▶ MATERIAL FOR THIS EXERCISE
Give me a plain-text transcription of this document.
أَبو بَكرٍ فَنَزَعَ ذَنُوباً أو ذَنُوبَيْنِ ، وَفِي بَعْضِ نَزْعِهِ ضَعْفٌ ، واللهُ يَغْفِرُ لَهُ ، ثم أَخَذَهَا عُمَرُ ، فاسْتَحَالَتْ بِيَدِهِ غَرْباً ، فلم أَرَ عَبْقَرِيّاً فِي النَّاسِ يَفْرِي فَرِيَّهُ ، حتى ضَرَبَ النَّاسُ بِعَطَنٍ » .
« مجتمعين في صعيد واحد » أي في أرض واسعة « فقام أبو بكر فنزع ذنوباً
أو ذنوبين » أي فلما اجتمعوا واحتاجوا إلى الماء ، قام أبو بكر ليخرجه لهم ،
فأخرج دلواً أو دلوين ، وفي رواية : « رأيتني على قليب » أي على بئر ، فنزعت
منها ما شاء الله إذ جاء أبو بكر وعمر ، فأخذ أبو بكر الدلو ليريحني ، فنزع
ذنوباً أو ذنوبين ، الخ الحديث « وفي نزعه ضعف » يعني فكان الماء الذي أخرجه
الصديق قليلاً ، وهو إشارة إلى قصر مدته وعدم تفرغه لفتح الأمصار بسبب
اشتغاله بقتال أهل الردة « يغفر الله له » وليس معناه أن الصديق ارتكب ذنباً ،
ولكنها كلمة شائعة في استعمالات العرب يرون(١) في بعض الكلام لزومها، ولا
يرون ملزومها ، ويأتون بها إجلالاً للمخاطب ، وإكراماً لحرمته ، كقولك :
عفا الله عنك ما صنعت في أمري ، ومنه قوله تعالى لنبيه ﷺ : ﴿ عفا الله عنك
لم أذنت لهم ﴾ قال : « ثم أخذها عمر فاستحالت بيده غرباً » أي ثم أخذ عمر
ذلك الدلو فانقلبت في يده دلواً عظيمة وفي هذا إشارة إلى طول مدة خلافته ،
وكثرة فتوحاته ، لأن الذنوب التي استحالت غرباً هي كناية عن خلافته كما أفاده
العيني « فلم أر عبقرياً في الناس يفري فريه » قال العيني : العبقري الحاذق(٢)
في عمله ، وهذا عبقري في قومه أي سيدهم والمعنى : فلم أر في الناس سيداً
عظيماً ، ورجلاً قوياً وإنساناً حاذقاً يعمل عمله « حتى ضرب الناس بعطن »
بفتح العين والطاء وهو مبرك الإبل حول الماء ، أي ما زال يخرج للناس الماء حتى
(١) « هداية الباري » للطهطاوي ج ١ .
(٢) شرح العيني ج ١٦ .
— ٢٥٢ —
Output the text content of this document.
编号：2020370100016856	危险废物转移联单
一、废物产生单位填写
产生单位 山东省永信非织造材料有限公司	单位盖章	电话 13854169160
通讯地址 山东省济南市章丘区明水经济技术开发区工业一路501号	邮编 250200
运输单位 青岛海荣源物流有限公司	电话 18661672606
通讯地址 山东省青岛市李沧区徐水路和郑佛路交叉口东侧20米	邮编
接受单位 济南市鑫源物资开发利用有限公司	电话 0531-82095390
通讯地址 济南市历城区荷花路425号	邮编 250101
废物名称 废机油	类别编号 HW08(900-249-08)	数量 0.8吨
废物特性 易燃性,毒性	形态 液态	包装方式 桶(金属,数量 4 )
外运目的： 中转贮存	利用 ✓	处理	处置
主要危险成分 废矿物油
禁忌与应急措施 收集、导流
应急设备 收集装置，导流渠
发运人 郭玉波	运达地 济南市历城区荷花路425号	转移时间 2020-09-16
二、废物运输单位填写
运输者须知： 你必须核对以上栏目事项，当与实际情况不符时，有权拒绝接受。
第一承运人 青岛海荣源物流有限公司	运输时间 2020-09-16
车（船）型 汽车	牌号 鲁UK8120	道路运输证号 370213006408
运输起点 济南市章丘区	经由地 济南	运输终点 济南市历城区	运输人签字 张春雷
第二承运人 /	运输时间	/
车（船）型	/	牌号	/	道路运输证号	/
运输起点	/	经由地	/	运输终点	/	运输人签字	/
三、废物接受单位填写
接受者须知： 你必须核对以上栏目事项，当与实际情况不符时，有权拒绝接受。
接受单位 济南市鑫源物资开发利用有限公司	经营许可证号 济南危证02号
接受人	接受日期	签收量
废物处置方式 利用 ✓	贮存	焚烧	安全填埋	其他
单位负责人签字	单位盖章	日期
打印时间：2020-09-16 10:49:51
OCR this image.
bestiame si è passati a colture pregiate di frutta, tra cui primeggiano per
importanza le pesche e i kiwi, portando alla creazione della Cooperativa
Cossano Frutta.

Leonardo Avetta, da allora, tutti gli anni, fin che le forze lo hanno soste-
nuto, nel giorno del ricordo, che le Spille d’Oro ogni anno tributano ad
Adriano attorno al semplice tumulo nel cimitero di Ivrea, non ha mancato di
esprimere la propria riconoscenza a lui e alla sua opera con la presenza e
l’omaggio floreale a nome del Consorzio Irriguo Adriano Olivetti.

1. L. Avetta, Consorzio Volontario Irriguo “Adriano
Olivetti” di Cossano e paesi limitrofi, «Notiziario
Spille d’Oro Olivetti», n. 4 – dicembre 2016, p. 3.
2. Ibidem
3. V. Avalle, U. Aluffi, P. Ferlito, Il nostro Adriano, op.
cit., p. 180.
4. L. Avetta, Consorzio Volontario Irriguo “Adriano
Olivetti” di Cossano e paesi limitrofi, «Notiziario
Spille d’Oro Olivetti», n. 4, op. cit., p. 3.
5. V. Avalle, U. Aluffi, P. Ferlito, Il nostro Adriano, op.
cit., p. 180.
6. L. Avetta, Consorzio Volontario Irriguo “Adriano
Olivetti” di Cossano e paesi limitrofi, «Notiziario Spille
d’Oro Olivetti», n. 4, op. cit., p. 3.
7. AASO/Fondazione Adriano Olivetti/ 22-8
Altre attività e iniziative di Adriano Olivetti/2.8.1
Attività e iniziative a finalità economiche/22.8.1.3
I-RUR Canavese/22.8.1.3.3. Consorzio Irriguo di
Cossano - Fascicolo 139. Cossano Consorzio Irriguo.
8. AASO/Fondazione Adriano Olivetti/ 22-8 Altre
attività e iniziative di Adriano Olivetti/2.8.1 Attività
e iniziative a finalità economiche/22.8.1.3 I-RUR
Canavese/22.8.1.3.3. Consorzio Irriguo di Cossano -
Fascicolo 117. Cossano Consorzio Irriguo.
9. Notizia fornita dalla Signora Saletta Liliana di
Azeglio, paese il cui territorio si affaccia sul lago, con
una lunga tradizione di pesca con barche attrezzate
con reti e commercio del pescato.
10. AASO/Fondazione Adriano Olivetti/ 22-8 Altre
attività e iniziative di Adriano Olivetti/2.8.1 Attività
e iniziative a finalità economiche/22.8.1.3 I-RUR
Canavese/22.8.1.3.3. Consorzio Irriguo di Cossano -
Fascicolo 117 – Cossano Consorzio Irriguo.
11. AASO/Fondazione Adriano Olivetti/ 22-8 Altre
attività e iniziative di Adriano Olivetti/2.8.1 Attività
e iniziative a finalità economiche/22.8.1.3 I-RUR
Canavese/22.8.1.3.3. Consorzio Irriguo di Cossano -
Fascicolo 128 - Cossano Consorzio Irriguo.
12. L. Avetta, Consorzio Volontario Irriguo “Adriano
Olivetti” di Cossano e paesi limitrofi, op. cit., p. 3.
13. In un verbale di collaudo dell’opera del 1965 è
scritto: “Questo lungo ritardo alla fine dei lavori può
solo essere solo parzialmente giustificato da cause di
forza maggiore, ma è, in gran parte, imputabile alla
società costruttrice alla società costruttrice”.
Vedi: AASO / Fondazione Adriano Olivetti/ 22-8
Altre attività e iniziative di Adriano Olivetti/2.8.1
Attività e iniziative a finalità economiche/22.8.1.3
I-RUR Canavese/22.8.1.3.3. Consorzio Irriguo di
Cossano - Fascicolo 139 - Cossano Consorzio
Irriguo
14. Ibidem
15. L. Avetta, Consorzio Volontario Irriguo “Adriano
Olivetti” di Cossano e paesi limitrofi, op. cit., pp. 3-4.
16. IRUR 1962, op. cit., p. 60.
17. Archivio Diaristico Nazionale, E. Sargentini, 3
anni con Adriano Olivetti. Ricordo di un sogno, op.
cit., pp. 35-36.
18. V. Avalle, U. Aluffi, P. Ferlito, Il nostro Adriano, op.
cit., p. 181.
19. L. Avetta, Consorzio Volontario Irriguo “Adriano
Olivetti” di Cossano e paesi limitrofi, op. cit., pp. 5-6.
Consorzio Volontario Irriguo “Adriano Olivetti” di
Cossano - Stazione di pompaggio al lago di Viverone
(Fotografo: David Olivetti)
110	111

▶ WHAT IS REQUIRED
Copy the lines from the entries above in which the word "Volontario" appears.

▶ WRITTEN REPLY
1. L. Avetta, Consorzio Volontario Irriguo “Adriano
4. L. Avetta, Consorzio Volontario Irriguo “Adriano
6. L. Avetta, Consorzio Volontario Irriguo “Adriano
12. L. Avetta, Consorzio Volontario Irriguo “Adriano
15. L. Avetta, Consorzio Volontario Irriguo “Adriano
19. L. Avetta, Consorzio Volontario Irriguo “Adriano
Consorzio Volontario Irriguo “Adriano Olivetti” di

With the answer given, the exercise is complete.